▶ [EXERCISE]: For the listing below, give the number of lines in which "变化时的虚拟价格曲线" occurs. Add nothing.

▶ [PROVIDED RECORDS]:
╔══
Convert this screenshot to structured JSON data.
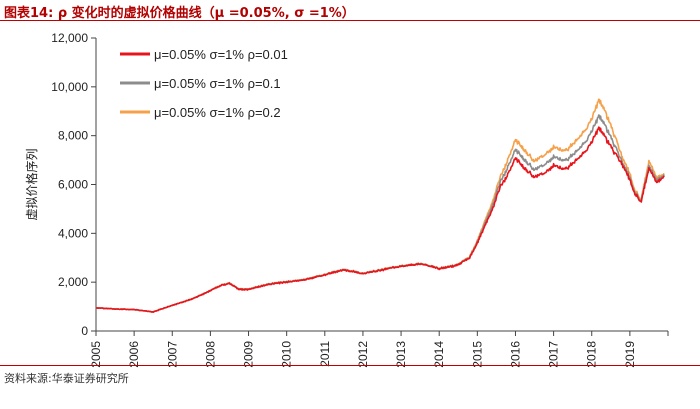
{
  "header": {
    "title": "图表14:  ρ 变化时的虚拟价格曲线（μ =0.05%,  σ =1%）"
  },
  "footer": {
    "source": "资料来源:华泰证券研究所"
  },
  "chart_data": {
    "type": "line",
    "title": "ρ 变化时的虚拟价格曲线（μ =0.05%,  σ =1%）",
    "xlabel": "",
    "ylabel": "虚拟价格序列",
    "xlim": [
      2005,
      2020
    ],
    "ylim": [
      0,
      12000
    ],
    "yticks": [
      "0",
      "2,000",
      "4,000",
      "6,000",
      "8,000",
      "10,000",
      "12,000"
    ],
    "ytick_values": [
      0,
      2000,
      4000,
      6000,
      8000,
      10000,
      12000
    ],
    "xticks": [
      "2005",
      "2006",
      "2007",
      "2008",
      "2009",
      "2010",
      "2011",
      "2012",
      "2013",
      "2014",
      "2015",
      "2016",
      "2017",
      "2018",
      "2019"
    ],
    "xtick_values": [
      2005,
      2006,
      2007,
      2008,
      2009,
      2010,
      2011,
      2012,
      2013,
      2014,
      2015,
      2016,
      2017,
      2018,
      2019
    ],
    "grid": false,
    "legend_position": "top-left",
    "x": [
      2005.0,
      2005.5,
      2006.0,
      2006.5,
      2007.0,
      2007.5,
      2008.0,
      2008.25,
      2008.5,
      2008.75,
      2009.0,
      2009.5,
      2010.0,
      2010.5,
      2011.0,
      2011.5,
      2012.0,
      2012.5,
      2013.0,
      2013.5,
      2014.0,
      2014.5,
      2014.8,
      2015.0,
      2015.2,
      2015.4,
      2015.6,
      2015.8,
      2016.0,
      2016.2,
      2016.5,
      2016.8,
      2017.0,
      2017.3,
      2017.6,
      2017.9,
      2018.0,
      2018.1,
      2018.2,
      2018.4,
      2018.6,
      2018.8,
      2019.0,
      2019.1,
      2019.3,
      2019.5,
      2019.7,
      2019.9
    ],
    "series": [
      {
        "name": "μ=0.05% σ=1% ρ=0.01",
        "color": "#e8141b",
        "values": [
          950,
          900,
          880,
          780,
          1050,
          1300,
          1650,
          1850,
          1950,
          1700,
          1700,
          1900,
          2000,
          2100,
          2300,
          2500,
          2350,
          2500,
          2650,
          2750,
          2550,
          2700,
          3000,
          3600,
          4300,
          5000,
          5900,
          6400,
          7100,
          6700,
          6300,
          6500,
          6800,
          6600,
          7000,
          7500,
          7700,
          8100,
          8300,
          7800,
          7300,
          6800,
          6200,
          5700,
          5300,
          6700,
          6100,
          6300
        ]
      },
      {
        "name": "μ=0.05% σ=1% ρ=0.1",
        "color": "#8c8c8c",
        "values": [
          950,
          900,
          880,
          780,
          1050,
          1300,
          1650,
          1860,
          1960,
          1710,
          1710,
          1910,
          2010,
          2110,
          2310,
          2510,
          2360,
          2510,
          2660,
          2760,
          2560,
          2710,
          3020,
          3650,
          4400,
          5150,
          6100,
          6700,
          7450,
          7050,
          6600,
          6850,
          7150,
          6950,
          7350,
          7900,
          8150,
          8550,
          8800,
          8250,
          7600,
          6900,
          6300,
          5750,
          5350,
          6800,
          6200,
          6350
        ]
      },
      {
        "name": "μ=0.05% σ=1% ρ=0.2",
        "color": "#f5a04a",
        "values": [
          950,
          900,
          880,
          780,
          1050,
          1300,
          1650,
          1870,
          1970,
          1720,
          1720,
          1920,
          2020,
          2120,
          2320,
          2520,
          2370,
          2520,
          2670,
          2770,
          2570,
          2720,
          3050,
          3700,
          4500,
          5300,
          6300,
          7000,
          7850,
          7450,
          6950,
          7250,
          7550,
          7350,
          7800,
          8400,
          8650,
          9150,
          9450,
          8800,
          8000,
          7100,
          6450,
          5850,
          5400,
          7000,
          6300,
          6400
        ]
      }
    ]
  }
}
╚══
╔══
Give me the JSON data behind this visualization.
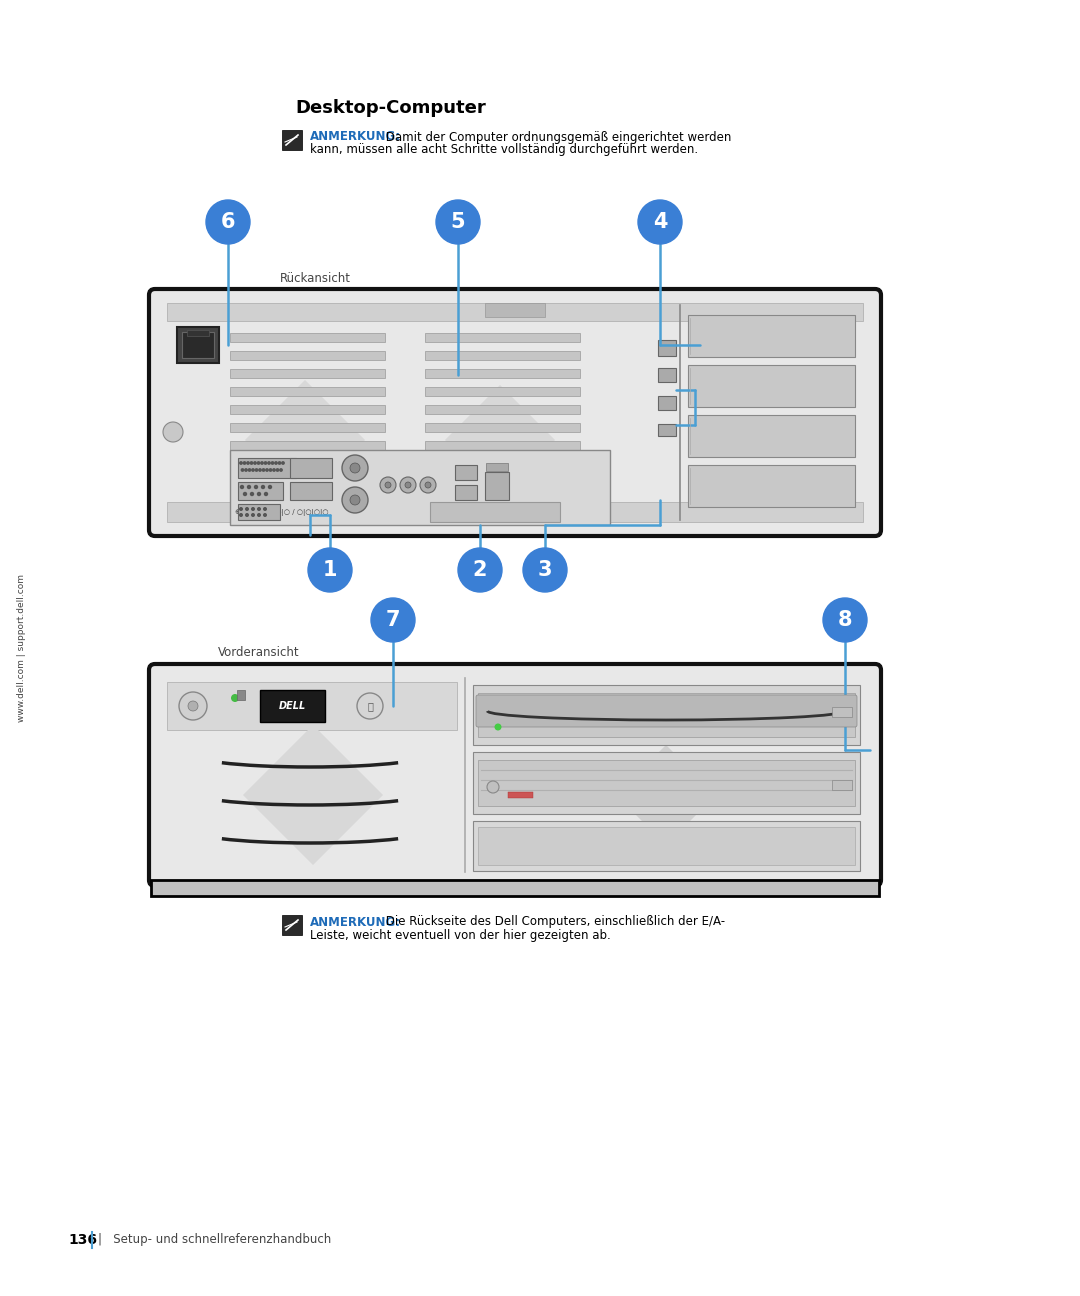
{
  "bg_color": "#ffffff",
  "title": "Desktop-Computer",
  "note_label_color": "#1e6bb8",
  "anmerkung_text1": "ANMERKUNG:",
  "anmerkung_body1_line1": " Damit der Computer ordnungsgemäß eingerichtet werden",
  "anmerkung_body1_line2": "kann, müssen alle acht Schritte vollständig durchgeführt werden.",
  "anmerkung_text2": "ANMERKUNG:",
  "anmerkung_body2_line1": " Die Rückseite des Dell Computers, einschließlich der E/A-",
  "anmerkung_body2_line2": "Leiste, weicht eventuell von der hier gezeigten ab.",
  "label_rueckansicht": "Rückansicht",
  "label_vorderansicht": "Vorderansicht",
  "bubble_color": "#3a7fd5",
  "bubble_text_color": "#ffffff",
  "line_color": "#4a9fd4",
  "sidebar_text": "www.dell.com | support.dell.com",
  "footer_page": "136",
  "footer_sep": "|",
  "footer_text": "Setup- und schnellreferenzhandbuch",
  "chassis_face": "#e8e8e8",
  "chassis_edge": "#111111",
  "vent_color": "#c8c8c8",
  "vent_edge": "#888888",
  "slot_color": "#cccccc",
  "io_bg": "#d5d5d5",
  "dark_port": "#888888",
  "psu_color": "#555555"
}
╚══
╔══
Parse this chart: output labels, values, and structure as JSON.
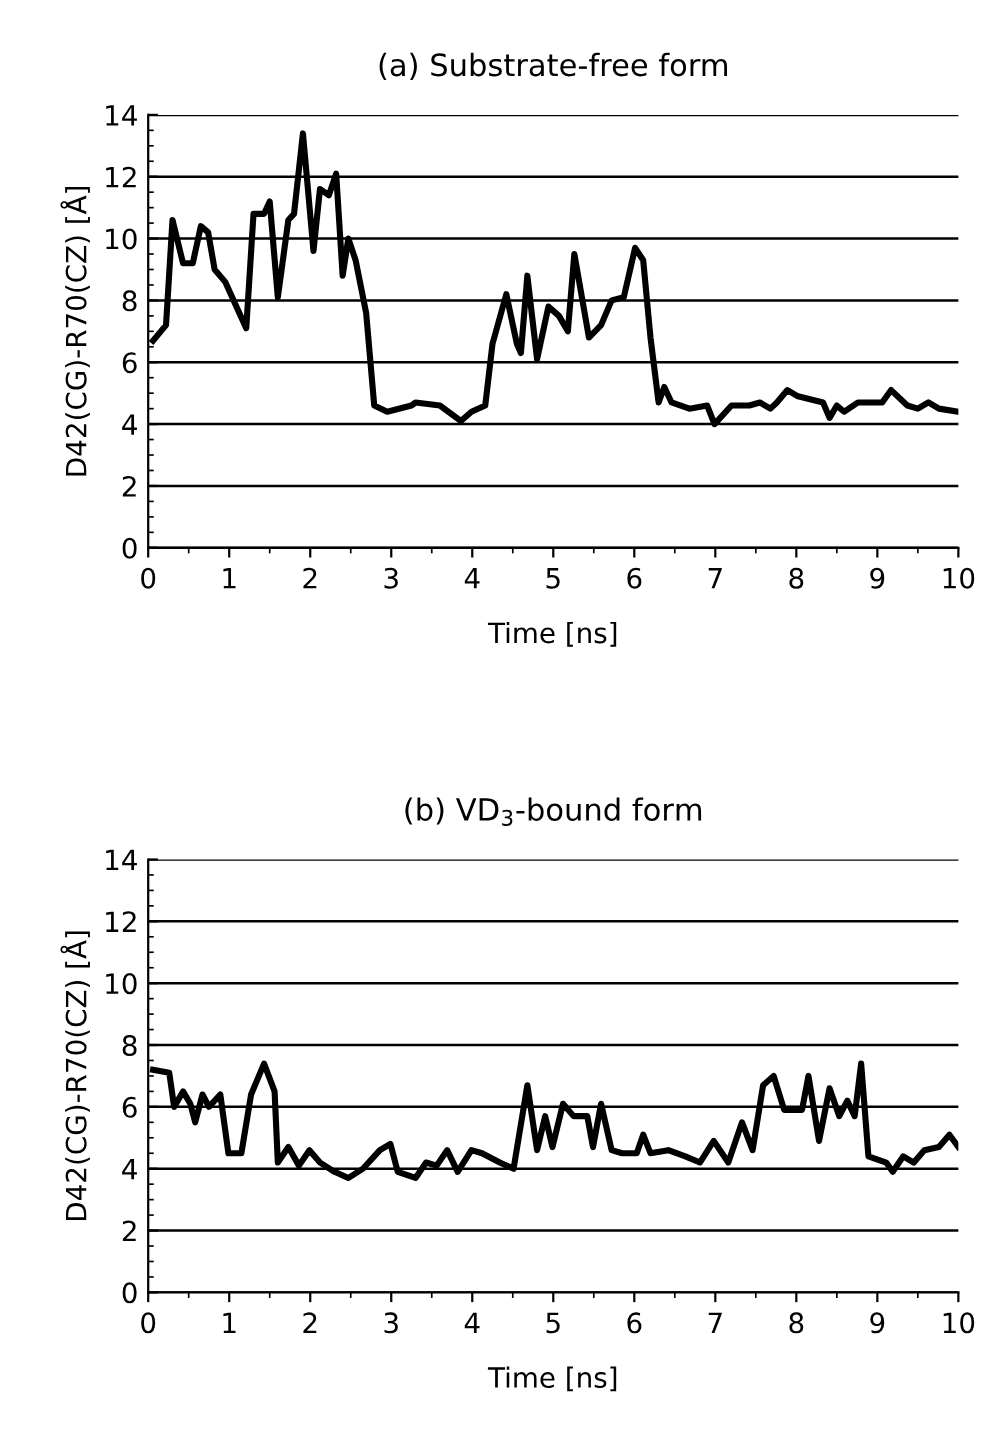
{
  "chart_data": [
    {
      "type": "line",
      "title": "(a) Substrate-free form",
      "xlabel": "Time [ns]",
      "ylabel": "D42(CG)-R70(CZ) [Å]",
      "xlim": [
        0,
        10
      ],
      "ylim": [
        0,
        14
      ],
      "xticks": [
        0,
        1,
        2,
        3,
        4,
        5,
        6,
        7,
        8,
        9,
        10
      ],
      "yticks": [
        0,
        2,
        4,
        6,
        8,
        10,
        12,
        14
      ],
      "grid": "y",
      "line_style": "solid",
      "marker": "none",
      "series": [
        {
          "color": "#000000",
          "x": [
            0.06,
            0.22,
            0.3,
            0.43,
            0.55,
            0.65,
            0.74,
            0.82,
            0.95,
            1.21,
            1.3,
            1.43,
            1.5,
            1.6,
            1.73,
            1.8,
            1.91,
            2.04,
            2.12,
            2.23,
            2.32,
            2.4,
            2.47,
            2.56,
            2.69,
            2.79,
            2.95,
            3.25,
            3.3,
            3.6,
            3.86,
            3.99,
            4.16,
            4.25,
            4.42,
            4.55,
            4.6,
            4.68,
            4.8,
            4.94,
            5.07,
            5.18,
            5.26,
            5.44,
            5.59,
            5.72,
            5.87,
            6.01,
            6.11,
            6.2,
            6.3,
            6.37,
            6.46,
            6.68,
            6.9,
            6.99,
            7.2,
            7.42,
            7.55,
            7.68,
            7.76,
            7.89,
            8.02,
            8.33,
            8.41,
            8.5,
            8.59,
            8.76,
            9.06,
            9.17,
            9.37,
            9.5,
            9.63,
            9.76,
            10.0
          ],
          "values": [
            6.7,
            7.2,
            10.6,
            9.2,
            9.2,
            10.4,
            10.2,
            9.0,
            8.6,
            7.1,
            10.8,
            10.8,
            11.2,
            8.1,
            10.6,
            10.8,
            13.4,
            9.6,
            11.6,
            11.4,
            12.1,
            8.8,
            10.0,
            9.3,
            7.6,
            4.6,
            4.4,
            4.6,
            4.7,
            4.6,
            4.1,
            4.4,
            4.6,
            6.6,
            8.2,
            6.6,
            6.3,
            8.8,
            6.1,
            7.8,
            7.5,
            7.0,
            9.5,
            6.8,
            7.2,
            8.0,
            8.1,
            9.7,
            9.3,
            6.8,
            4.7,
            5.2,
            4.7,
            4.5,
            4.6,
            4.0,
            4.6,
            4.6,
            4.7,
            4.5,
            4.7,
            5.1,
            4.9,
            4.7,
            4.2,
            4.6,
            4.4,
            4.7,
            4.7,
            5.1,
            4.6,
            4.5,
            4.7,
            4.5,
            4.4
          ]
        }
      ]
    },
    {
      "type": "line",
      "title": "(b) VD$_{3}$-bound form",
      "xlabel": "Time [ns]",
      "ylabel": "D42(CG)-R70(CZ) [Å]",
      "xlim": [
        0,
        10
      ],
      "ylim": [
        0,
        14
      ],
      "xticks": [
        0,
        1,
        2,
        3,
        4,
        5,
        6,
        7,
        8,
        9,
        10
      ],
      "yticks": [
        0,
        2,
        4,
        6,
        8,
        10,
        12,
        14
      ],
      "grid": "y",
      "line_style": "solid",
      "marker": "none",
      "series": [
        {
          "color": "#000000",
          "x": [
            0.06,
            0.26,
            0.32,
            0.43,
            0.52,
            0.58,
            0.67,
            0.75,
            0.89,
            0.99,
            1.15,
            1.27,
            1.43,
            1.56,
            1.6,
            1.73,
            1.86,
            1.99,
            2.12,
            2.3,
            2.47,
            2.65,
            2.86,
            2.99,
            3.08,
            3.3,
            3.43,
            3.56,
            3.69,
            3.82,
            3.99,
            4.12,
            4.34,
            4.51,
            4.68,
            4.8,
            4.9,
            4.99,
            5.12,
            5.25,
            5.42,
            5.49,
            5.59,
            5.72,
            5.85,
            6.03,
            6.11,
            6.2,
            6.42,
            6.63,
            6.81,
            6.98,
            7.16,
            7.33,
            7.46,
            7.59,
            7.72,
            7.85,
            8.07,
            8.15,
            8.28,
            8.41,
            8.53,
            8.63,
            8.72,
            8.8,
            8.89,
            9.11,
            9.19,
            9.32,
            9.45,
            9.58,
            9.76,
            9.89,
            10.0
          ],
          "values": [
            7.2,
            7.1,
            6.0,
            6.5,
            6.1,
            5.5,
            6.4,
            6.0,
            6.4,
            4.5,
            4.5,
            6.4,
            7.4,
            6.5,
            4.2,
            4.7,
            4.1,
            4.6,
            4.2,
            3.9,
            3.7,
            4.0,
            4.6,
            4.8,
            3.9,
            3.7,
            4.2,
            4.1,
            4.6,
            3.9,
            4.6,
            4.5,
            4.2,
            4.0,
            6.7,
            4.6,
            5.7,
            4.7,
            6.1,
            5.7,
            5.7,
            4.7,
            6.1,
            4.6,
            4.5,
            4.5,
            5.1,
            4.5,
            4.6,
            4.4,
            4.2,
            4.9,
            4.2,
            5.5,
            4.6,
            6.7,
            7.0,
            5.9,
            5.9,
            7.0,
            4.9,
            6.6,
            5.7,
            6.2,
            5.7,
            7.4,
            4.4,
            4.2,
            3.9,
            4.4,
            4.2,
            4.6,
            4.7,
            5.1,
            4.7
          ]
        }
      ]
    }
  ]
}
╚══
▶ [FULL ANSWER]: 2